**SHORT TASK**
Your task is to transcribe the data in full.

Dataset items
────────────────
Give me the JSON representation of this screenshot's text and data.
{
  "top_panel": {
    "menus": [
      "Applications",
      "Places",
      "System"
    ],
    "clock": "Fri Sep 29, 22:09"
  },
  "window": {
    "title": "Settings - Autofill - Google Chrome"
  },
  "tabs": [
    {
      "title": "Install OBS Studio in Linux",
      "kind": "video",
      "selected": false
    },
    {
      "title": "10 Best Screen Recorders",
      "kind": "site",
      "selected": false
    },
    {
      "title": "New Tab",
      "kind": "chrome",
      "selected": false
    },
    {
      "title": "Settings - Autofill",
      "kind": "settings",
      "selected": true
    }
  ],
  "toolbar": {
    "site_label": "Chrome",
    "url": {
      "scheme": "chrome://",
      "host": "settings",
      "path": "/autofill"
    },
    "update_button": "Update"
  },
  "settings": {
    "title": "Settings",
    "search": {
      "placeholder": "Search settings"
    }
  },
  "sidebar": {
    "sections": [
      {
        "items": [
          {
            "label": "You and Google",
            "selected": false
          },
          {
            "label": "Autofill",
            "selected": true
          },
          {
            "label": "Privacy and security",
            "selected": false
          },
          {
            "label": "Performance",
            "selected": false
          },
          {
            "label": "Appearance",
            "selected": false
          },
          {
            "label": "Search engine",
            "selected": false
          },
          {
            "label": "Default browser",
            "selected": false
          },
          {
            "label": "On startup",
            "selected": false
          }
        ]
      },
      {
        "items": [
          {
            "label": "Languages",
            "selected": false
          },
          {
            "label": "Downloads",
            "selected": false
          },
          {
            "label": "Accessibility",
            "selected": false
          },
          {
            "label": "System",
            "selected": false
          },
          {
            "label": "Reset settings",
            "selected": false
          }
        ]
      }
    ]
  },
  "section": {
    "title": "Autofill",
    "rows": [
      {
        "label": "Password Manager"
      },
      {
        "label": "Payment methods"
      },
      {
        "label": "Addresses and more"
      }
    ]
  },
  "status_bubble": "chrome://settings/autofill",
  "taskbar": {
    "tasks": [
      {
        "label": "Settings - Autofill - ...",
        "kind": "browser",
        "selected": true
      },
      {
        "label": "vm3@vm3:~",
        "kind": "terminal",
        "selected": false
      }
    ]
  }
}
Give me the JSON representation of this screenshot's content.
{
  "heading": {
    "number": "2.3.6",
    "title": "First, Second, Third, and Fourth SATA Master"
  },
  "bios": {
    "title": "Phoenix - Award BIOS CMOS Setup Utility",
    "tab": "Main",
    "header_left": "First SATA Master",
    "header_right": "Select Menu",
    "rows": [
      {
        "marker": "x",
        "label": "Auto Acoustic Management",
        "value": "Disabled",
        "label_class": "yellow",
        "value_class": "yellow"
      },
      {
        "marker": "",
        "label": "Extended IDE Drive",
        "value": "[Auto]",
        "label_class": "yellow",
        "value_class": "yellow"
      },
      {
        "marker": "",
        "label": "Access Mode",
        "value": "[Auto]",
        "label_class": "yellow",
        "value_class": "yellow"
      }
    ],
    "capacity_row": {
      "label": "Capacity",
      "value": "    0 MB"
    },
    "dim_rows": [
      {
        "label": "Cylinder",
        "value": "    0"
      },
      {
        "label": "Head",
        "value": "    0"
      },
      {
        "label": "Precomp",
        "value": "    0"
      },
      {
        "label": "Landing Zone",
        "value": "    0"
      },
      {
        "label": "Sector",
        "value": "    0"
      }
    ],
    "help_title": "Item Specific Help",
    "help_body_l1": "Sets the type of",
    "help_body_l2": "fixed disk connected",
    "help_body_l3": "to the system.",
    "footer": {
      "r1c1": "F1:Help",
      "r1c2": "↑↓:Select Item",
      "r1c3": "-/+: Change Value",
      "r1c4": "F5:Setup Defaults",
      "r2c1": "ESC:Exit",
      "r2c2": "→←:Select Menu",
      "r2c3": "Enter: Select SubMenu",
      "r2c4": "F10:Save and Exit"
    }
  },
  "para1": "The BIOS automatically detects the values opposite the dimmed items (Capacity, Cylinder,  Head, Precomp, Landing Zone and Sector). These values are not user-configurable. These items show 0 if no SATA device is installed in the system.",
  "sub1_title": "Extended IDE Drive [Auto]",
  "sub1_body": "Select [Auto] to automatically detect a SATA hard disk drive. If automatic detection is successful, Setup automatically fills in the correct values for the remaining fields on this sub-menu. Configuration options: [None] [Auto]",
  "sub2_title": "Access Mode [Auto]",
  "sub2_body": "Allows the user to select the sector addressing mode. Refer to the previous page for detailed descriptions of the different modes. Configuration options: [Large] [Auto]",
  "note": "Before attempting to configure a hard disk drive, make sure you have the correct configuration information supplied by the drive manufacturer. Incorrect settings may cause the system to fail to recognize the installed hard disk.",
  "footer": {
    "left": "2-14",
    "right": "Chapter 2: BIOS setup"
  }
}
────────────────
**PROBLEM SOLUTION**
Give me the JSON representation of this screenshot's text and data.
{
  "top_panel": {
    "menus": [
      "Applications",
      "Places",
      "System"
    ],
    "clock": "Fri Sep 29, 22:09"
  },
  "window": {
    "title": "Settings - Autofill - Google Chrome"
  },
  "tabs": [
    {
      "title": "Install OBS Studio in Linux",
      "kind": "video",
      "selected": false
    },
    {
      "title": "10 Best Screen Recorders",
      "kind": "site",
      "selected": false
    },
    {
      "title": "New Tab",
      "kind": "chrome",
      "selected": false
    },
    {
      "title": "Settings - Autofill",
      "kind": "settings",
      "selected": true
    }
  ],
  "toolbar": {
    "site_label": "Chrome",
    "url": {
      "scheme": "chrome://",
      "host": "settings",
      "path": "/autofill"
    },
    "update_button": "Update"
  },
  "settings": {
    "title": "Settings",
    "search": {
      "placeholder": "Search settings"
    }
  },
  "sidebar": {
    "sections": [
      {
        "items": [
          {
            "label": "You and Google",
            "selected": false
          },
          {
            "label": "Autofill",
            "selected": true
          },
          {
            "label": "Privacy and security",
            "selected": false
          },
          {
            "label": "Performance",
            "selected": false
          },
          {
            "label": "Appearance",
            "selected": false
          },
          {
            "label": "Search engine",
            "selected": false
          },
          {
            "label": "Default browser",
            "selected": false
          },
          {
            "label": "On startup",
            "selected": false
          }
        ]
      },
      {
        "items": [
          {
            "label": "Languages",
            "selected": false
          },
          {
            "label": "Downloads",
            "selected": false
          },
          {
            "label": "Accessibility",
            "selected": false
          },
          {
            "label": "System",
            "selected": false
          },
          {
            "label": "Reset settings",
            "selected": false
          }
        ]
      }
    ]
  },
  "section": {
    "title": "Autofill",
    "rows": [
      {
        "label": "Password Manager"
      },
      {
        "label": "Payment methods"
      },
      {
        "label": "Addresses and more"
      }
    ]
  },
  "status_bubble": "chrome://settings/autofill",
  "taskbar": {
    "tasks": [
      {
        "label": "Settings - Autofill - ...",
        "kind": "browser",
        "selected": true
      },
      {
        "label": "vm3@vm3:~",
        "kind": "terminal",
        "selected": false
      }
    ]
  }
}
Give me the JSON representation of this screenshot's content.
{
  "heading": {
    "number": "2.3.6",
    "title": "First, Second, Third, and Fourth SATA Master"
  },
  "bios": {
    "title": "Phoenix - Award BIOS CMOS Setup Utility",
    "tab": "Main",
    "header_left": "First SATA Master",
    "header_right": "Select Menu",
    "rows": [
      {
        "marker": "x",
        "label": "Auto Acoustic Management",
        "value": "Disabled",
        "label_class": "yellow",
        "value_class": "yellow"
      },
      {
        "marker": "",
        "label": "Extended IDE Drive",
        "value": "[Auto]",
        "label_class": "yellow",
        "value_class": "yellow"
      },
      {
        "marker": "",
        "label": "Access Mode",
        "value": "[Auto]",
        "label_class": "yellow",
        "value_class": "yellow"
      }
    ],
    "capacity_row": {
      "label": "Capacity",
      "value": "    0 MB"
    },
    "dim_rows": [
      {
        "label": "Cylinder",
        "value": "    0"
      },
      {
        "label": "Head",
        "value": "    0"
      },
      {
        "label": "Precomp",
        "value": "    0"
      },
      {
        "label": "Landing Zone",
        "value": "    0"
      },
      {
        "label": "Sector",
        "value": "    0"
      }
    ],
    "help_title": "Item Specific Help",
    "help_body_l1": "Sets the type of",
    "help_body_l2": "fixed disk connected",
    "help_body_l3": "to the system.",
    "footer": {
      "r1c1": "F1:Help",
      "r1c2": "↑↓:Select Item",
      "r1c3": "-/+: Change Value",
      "r1c4": "F5:Setup Defaults",
      "r2c1": "ESC:Exit",
      "r2c2": "→←:Select Menu",
      "r2c3": "Enter: Select SubMenu",
      "r2c4": "F10:Save and Exit"
    }
  },
  "para1": "The BIOS automatically detects the values opposite the dimmed items (Capacity, Cylinder,  Head, Precomp, Landing Zone and Sector). These values are not user-configurable. These items show 0 if no SATA device is installed in the system.",
  "sub1_title": "Extended IDE Drive [Auto]",
  "sub1_body": "Select [Auto] to automatically detect a SATA hard disk drive. If automatic detection is successful, Setup automatically fills in the correct values for the remaining fields on this sub-menu. Configuration options: [None] [Auto]",
  "sub2_title": "Access Mode [Auto]",
  "sub2_body": "Allows the user to select the sector addressing mode. Refer to the previous page for detailed descriptions of the different modes. Configuration options: [Large] [Auto]",
  "note": "Before attempting to configure a hard disk drive, make sure you have the correct configuration information supplied by the drive manufacturer. Incorrect settings may cause the system to fail to recognize the installed hard disk.",
  "footer": {
    "left": "2-14",
    "right": "Chapter 2: BIOS setup"
  }
}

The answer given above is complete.